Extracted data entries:
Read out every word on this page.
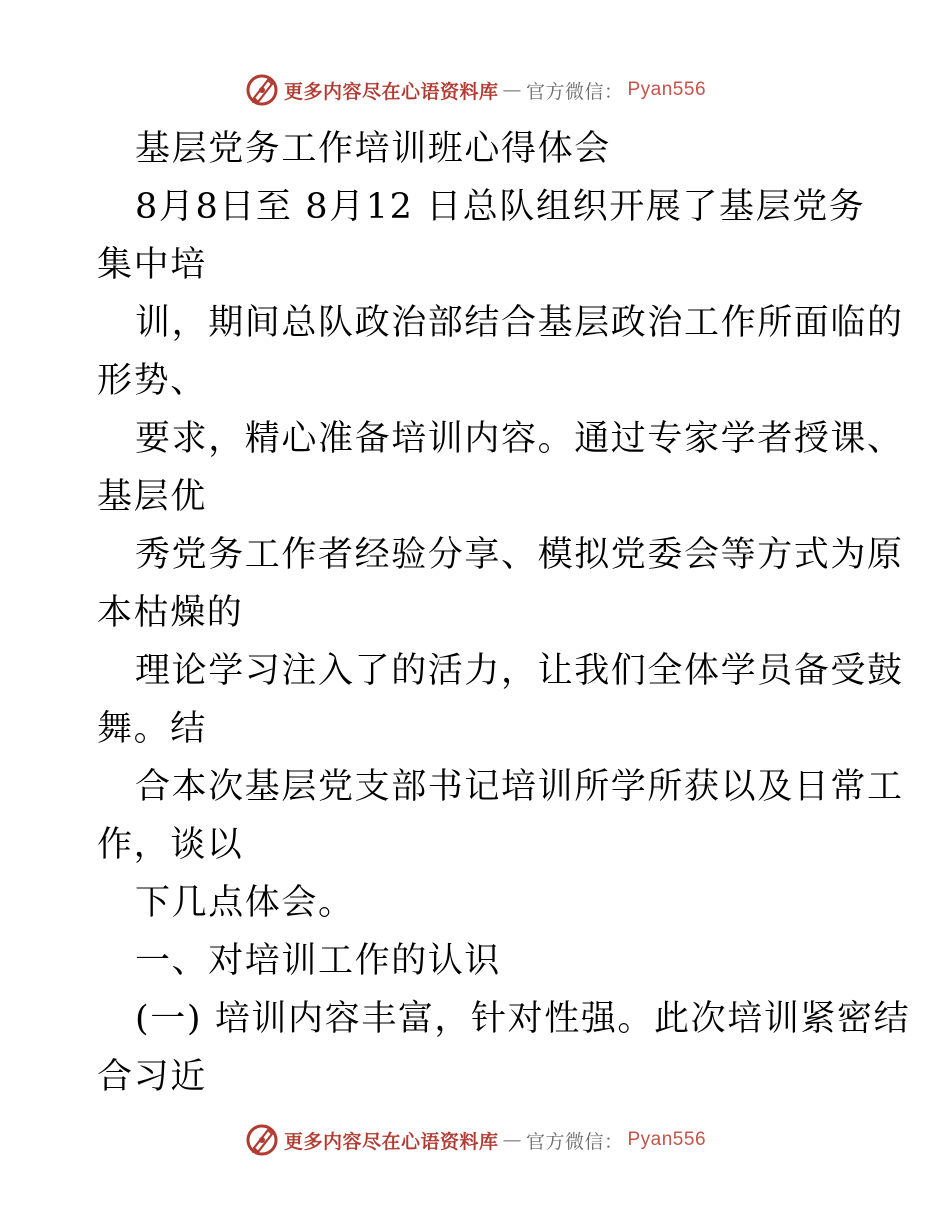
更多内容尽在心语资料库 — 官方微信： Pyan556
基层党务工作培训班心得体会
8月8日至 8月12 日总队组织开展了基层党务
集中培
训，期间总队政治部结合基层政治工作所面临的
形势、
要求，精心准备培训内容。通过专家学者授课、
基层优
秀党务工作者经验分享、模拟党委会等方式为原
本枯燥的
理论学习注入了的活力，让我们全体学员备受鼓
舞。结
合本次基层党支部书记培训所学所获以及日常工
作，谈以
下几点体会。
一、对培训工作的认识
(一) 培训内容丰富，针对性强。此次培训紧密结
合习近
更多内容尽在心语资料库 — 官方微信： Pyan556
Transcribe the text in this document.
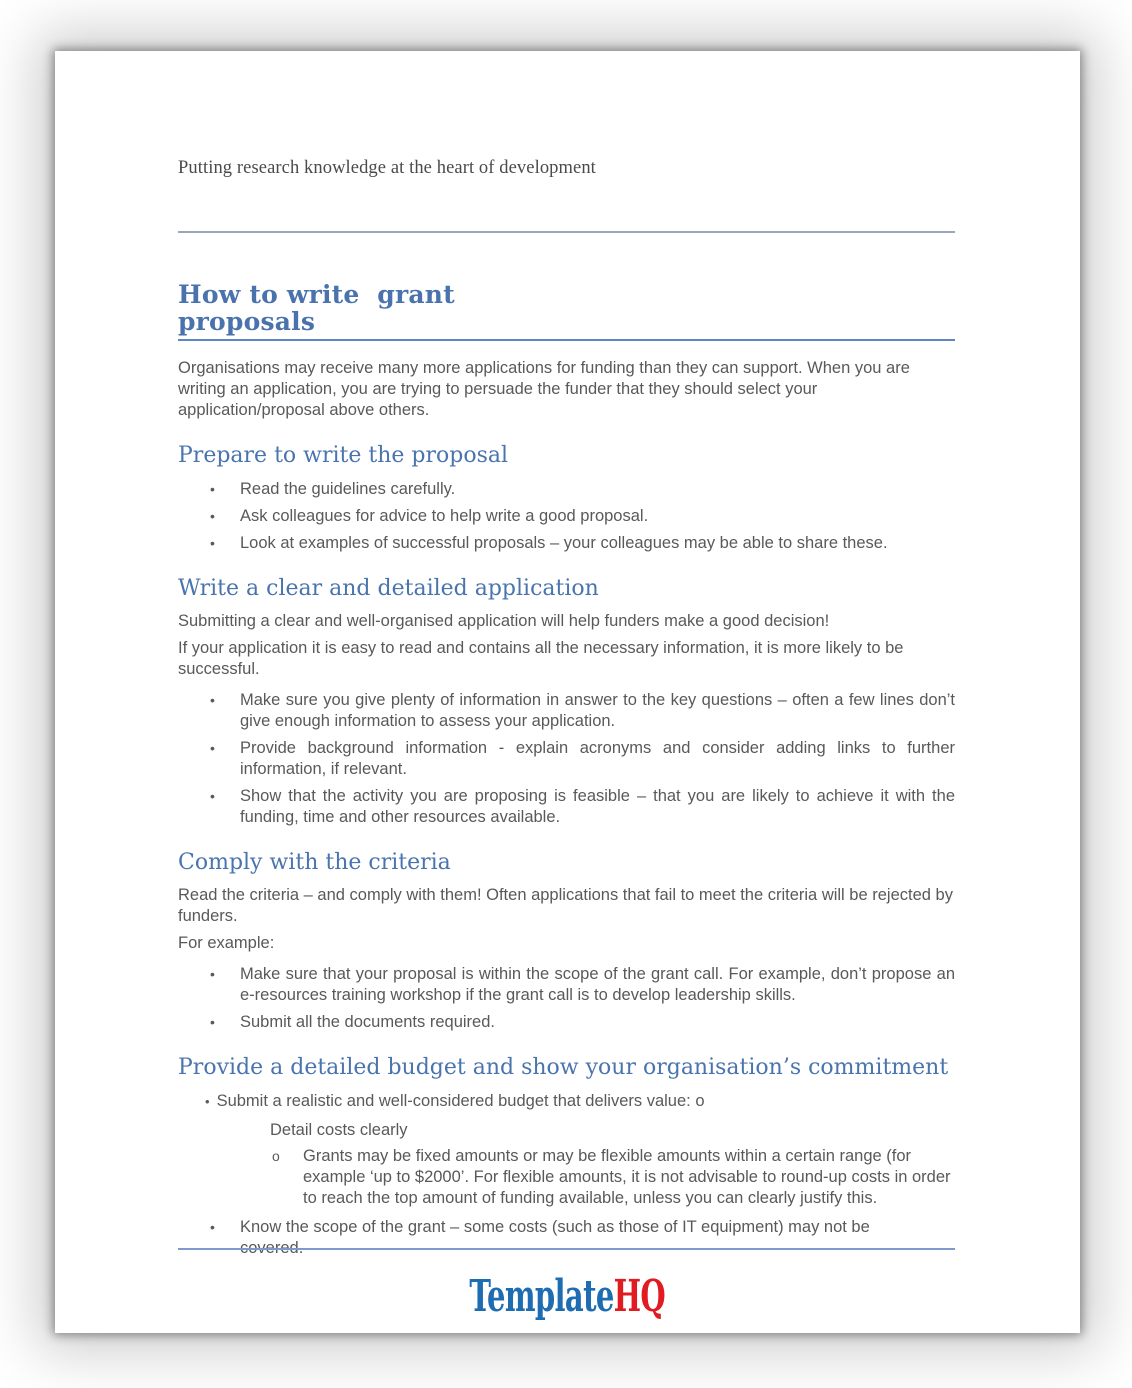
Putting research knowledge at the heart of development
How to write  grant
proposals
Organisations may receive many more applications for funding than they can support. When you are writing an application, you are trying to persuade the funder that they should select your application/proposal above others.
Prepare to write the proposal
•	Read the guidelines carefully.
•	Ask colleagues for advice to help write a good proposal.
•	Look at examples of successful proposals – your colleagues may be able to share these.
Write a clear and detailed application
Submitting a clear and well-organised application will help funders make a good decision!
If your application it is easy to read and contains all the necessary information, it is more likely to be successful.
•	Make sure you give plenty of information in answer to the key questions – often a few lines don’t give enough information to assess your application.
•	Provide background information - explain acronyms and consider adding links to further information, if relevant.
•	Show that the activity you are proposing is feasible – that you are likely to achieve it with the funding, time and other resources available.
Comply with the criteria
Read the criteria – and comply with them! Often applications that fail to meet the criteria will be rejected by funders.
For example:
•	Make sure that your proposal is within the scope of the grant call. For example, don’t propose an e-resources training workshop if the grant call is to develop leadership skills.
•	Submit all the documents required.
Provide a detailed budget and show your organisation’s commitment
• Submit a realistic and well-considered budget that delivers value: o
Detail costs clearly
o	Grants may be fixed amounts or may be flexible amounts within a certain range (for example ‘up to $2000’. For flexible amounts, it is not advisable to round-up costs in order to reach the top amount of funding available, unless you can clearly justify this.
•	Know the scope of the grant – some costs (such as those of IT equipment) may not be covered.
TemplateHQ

==

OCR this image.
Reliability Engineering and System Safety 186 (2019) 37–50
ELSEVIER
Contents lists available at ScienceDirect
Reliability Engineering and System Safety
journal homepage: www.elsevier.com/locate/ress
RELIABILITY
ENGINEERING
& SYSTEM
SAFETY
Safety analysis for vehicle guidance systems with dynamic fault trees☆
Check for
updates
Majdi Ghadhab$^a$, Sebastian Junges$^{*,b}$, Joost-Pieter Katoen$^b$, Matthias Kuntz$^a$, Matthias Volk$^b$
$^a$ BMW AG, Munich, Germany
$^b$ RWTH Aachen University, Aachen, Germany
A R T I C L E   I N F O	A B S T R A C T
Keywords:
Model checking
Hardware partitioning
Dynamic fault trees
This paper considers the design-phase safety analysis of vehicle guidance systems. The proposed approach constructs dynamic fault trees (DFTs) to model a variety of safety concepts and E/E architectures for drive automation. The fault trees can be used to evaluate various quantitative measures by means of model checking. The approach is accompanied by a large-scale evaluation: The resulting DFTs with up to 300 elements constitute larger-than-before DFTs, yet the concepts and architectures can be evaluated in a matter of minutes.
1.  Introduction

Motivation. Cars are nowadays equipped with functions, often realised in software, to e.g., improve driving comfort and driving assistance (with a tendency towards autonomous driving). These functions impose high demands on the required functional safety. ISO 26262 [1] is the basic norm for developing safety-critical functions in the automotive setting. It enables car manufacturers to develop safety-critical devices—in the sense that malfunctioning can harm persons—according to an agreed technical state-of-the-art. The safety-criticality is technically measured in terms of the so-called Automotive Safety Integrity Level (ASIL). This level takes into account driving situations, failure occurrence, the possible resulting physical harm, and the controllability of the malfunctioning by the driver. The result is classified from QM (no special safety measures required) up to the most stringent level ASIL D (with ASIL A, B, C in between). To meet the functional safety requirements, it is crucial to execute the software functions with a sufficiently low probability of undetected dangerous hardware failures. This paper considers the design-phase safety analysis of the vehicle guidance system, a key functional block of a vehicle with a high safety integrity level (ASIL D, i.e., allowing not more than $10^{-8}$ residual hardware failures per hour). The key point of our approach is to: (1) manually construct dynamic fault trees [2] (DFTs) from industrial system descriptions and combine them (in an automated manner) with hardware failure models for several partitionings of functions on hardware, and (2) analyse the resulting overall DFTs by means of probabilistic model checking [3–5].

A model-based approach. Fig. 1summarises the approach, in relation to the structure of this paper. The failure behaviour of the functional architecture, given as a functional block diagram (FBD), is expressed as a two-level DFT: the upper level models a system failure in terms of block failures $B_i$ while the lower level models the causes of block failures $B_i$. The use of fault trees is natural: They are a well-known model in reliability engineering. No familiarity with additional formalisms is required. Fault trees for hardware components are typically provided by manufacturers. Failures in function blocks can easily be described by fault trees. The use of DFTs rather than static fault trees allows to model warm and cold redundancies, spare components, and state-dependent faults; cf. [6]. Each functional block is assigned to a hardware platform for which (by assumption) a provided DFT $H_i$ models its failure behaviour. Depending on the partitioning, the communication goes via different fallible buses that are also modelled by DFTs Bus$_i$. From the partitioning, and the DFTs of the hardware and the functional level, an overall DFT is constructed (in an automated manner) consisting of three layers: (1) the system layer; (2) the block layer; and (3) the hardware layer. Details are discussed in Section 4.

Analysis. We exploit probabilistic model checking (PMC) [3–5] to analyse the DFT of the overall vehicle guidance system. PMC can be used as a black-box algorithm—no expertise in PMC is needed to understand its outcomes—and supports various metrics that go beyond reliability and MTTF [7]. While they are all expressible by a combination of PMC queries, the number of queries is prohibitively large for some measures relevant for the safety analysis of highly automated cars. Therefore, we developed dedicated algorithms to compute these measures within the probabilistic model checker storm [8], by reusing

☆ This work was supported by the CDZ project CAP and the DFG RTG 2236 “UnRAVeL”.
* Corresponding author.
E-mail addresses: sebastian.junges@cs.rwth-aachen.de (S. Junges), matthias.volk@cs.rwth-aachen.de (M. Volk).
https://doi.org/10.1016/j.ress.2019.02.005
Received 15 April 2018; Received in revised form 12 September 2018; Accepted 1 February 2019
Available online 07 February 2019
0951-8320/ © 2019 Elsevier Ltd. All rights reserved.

---

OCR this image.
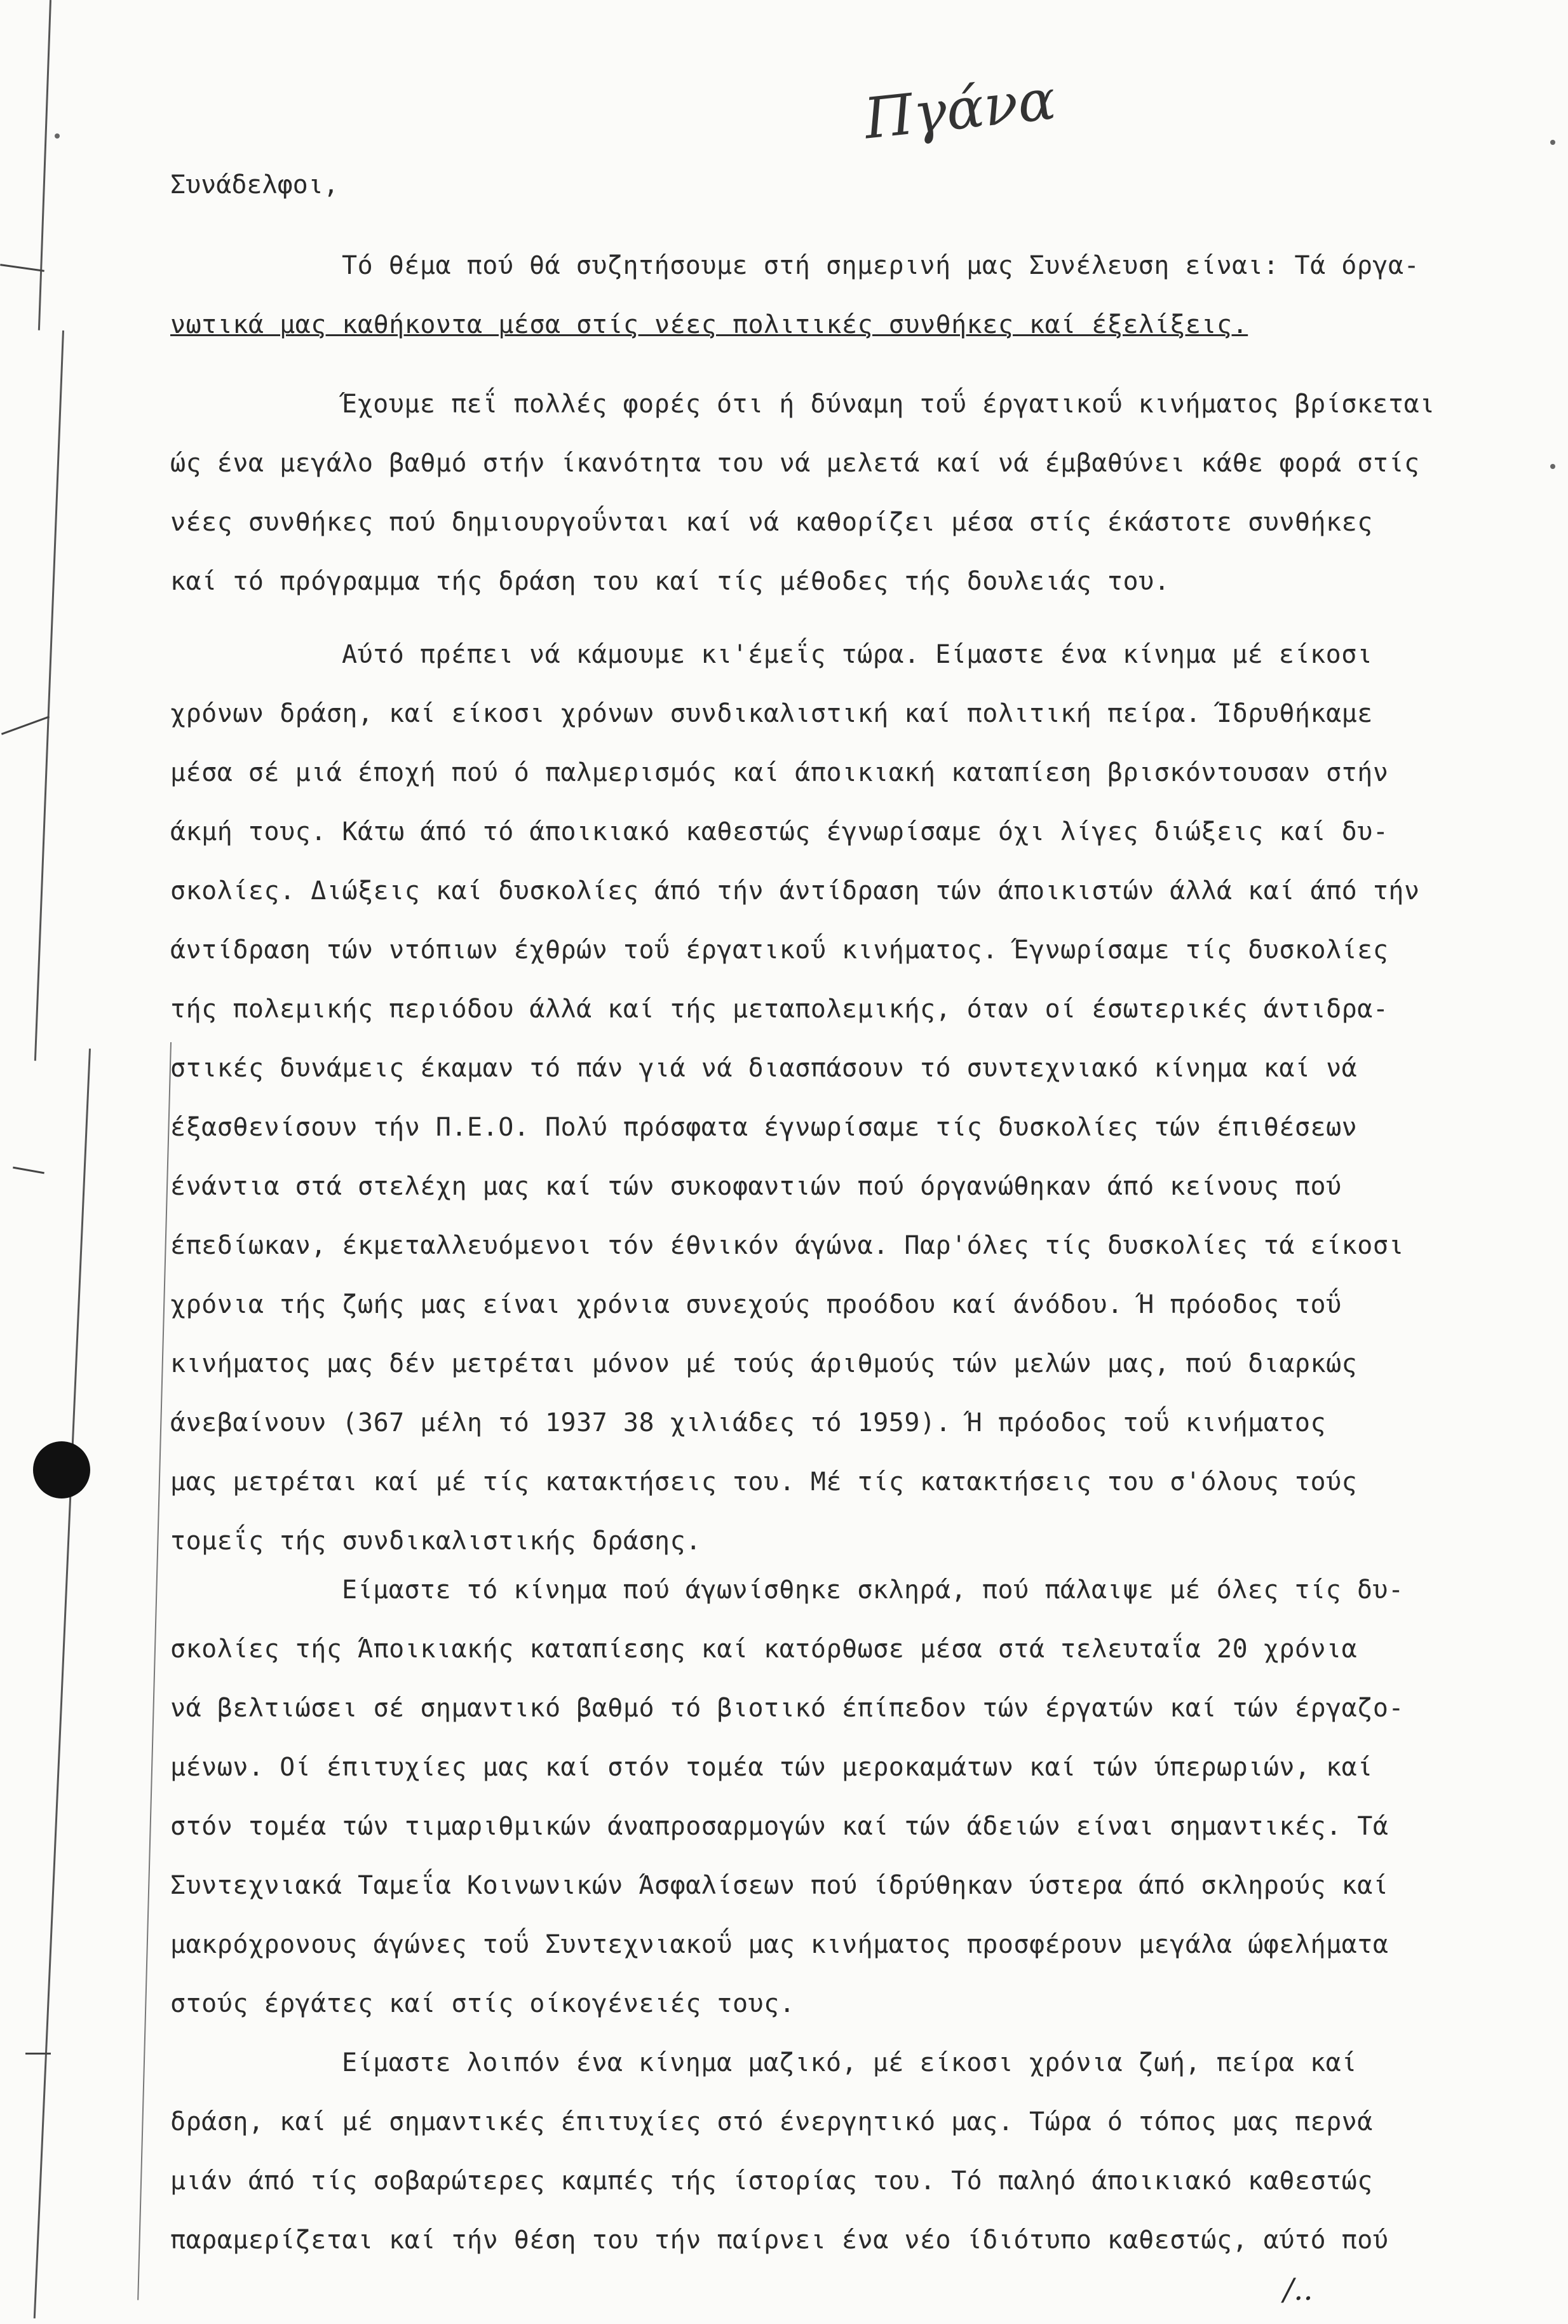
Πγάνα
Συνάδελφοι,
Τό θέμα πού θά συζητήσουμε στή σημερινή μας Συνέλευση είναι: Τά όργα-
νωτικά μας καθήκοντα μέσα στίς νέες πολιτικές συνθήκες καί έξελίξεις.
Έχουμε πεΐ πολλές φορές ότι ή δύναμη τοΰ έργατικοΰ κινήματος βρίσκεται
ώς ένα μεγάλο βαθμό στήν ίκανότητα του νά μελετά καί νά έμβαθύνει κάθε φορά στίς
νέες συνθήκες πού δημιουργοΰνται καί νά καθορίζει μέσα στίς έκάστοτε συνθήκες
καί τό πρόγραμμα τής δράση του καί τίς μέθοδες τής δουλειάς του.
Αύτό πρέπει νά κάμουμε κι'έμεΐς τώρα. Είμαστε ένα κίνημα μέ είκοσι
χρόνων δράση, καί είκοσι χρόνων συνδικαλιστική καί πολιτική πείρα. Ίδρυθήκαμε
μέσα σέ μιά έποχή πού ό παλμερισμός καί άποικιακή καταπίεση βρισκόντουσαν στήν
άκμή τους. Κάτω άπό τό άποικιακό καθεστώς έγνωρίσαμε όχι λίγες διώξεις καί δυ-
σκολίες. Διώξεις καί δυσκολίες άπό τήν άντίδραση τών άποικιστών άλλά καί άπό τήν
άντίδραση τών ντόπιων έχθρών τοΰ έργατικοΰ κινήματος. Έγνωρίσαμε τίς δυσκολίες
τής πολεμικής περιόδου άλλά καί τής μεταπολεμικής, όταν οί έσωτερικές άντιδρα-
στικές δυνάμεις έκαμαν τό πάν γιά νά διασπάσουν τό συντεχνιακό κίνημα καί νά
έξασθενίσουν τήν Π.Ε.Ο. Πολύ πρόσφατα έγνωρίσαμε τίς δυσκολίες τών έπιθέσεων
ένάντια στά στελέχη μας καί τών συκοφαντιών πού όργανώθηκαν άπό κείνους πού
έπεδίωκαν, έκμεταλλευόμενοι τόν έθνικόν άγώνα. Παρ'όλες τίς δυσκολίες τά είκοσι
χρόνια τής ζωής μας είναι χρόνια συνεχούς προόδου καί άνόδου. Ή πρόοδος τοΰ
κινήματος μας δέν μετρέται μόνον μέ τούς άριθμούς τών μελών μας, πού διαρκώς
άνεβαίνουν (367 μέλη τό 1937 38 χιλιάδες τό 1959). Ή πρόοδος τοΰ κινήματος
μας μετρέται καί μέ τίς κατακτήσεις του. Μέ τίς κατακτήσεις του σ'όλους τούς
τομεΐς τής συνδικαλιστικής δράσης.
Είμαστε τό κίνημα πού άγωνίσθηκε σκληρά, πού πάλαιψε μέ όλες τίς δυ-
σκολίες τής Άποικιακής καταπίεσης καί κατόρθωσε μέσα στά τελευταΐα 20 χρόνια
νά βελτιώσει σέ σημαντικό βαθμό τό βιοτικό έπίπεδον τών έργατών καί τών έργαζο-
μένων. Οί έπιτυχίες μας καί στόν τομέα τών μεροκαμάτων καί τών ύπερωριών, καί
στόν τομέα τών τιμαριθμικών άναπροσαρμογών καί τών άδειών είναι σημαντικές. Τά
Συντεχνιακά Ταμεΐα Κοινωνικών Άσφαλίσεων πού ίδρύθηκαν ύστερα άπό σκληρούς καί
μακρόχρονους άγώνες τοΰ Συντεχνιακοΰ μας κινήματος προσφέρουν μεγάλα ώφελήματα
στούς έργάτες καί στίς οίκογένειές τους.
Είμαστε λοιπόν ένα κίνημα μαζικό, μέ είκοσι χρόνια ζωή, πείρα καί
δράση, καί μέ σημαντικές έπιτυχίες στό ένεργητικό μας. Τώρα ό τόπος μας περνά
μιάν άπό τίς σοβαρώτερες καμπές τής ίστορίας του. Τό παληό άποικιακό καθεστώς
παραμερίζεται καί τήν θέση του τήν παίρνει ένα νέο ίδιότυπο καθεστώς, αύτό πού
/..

Aim of the task:
Identify each line of the material where the word "μετρέται" shows up, and copy it.

Solution for this exercise:
κινήματος μας δέν μετρέται μόνον μέ τούς άριθμούς τών μελών μας, πού διαρκώς
μας μετρέται καί μέ τίς κατακτήσεις του. Μέ τίς κατακτήσεις του σ'όλους τούς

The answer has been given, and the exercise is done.